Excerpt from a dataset
═══

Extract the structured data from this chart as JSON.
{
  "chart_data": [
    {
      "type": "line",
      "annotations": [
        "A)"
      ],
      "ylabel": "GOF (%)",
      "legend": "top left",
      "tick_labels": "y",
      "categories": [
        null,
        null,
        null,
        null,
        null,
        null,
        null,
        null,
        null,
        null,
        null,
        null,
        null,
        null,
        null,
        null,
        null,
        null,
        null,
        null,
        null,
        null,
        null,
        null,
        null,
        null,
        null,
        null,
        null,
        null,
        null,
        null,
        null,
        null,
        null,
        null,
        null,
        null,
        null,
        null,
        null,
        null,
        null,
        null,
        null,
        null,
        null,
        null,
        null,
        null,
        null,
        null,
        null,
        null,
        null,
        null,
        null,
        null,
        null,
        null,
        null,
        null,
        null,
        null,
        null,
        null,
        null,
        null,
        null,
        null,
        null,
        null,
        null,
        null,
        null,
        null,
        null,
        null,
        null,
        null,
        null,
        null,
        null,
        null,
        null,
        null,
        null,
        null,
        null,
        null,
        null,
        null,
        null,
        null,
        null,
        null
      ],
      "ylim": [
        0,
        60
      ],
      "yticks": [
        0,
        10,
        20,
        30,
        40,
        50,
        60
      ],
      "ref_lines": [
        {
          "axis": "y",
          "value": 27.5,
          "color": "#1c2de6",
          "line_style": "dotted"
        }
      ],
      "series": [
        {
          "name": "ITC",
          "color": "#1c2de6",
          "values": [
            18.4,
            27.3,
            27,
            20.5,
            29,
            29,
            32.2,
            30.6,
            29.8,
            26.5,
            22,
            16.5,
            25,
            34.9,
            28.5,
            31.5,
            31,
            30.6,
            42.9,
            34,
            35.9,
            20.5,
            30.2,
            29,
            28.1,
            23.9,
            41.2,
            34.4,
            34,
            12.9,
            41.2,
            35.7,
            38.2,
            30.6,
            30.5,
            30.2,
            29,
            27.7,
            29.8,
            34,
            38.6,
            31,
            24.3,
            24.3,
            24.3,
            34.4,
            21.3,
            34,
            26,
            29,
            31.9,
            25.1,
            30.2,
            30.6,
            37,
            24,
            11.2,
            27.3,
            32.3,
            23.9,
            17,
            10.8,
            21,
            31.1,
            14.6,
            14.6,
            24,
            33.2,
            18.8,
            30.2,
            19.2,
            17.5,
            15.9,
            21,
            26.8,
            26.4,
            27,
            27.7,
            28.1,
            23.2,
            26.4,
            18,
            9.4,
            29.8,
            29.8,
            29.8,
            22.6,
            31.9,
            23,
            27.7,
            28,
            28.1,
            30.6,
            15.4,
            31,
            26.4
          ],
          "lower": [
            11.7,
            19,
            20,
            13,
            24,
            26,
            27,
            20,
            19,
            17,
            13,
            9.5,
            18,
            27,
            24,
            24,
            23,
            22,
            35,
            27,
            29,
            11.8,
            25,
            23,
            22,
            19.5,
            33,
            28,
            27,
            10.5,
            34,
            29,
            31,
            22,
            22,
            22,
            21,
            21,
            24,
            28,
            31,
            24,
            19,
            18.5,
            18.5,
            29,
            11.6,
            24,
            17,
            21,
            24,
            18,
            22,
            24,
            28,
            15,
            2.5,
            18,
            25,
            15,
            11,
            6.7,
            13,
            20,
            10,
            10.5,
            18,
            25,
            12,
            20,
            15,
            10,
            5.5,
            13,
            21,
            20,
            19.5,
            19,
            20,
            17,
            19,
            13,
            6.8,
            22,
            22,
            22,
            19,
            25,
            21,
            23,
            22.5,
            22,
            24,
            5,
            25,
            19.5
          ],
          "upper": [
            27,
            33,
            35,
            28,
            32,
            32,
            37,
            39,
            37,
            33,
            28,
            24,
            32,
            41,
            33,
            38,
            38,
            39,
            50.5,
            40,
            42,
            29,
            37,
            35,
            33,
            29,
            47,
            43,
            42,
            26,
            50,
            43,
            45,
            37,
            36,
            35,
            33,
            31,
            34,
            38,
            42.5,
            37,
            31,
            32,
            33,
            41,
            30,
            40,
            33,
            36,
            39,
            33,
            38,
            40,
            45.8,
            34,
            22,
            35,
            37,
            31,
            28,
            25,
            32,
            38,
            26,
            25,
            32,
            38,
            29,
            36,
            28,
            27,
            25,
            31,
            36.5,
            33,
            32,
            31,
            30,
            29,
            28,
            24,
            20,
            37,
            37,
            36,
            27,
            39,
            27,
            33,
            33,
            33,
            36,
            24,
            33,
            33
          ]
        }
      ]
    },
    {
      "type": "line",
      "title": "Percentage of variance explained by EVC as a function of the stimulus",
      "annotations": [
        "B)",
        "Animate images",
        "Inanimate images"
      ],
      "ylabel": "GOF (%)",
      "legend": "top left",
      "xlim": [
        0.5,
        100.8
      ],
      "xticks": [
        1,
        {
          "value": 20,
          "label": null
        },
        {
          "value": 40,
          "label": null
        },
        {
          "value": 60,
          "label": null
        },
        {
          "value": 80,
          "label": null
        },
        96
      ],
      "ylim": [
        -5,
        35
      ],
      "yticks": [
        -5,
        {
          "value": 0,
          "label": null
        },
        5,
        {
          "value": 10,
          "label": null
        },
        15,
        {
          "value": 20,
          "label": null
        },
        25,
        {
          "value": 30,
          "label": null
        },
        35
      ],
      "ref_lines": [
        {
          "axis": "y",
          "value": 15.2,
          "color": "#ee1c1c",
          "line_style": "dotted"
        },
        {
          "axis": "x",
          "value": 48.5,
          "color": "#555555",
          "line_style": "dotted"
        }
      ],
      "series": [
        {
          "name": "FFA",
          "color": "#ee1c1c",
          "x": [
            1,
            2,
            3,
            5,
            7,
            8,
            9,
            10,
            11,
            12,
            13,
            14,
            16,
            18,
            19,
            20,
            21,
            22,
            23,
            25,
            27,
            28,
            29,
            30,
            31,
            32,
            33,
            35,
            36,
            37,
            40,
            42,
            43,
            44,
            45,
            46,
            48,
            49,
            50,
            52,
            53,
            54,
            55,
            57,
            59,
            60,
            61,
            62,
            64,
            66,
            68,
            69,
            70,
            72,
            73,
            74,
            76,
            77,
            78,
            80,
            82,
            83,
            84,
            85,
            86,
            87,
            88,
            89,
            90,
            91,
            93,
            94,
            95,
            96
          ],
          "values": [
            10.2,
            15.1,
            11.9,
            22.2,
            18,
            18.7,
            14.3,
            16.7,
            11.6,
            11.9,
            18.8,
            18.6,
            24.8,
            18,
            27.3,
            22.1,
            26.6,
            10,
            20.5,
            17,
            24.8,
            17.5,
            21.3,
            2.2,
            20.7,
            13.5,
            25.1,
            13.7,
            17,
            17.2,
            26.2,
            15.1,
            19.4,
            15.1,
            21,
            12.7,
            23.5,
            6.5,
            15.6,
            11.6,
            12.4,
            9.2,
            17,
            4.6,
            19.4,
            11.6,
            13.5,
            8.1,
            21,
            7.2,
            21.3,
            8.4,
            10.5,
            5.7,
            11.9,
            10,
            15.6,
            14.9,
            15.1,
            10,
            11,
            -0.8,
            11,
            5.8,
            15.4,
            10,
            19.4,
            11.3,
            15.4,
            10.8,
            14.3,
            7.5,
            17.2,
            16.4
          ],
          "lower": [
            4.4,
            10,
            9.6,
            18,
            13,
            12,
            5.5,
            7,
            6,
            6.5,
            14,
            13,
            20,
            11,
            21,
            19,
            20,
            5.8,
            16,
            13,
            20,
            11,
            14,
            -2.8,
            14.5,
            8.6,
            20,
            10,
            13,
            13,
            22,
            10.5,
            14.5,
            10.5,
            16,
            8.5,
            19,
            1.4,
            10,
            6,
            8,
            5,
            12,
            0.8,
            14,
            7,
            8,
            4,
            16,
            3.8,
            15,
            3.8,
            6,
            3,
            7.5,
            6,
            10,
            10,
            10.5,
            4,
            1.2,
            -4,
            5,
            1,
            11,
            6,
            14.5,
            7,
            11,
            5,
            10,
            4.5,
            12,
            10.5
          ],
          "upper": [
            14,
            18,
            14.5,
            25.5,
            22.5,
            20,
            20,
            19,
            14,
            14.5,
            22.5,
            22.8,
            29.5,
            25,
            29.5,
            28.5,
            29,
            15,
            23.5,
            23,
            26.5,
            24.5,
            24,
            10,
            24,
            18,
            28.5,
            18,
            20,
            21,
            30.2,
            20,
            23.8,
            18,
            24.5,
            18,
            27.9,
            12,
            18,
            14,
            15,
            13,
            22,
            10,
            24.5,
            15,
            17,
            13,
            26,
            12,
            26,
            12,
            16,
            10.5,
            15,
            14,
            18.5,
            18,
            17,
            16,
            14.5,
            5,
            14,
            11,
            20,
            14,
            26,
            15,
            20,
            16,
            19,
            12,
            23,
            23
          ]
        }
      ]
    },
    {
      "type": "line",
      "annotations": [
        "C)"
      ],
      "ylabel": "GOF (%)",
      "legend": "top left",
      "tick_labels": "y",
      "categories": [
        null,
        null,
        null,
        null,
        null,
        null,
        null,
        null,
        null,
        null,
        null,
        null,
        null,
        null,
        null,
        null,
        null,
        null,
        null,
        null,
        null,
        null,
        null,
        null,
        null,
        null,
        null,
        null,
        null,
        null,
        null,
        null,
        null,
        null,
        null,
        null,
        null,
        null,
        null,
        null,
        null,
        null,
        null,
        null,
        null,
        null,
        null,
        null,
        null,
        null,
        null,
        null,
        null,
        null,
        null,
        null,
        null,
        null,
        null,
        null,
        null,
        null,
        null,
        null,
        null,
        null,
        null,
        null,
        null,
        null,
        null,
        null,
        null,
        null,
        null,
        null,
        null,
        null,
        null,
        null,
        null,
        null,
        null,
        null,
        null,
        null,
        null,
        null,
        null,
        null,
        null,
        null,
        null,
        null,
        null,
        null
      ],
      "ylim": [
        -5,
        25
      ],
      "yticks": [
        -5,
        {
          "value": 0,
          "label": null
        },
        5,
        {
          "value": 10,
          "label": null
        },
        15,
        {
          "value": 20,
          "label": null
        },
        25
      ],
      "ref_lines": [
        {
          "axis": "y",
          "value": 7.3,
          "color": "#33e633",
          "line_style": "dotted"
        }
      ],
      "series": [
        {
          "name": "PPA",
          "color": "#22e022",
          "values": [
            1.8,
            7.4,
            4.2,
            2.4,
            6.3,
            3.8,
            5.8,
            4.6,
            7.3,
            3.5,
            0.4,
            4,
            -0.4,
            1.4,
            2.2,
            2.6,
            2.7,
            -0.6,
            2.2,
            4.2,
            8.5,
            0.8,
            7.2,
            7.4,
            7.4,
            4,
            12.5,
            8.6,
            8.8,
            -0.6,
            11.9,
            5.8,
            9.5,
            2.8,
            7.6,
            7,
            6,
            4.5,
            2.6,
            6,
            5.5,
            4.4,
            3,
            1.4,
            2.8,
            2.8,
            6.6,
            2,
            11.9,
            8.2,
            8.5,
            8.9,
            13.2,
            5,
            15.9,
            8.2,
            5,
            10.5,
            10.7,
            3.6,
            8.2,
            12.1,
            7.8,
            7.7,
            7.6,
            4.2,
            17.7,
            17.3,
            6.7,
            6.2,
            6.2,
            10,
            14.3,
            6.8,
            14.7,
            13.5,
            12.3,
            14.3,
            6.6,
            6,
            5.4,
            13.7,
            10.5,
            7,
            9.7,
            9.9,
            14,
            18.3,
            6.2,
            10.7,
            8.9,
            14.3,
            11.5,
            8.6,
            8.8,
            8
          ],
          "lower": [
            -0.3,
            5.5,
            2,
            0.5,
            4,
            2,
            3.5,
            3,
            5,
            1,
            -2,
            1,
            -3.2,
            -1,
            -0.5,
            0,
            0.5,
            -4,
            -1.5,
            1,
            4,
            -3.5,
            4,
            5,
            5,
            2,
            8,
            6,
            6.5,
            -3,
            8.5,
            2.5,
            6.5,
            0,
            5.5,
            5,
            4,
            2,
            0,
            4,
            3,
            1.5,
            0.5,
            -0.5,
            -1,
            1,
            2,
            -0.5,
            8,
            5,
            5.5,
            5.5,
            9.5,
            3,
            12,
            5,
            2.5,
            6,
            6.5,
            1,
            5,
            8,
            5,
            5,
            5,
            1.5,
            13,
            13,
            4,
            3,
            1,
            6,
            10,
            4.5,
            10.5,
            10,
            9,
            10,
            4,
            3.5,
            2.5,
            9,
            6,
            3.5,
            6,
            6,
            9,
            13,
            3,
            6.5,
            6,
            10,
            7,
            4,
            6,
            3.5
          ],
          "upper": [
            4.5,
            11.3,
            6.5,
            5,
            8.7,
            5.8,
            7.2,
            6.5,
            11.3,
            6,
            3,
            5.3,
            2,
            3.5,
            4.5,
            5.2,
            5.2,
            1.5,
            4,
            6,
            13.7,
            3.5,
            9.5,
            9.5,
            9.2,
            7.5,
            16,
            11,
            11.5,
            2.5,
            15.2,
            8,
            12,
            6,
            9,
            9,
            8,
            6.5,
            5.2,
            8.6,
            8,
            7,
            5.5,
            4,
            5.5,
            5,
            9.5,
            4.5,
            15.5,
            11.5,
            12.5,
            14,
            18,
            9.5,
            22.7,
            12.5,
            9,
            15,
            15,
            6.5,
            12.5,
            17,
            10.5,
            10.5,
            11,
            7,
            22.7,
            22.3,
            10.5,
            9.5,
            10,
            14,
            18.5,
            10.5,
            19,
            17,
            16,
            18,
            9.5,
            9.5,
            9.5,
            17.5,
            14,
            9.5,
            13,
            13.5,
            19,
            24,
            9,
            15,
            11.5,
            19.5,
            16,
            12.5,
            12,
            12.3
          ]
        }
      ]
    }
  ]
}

═══

• **REQUIRED TASK**: Show each line of the listing that holds the string "color".

• **ANSWER TO THE EXERCISE**:
          "color": "#1c2de6",
          "color": "#1c2de6",
          "color": "#ee1c1c",
          "color": "#555555",
          "color": "#ee1c1c",
          "color": "#33e633",
          "color": "#22e022",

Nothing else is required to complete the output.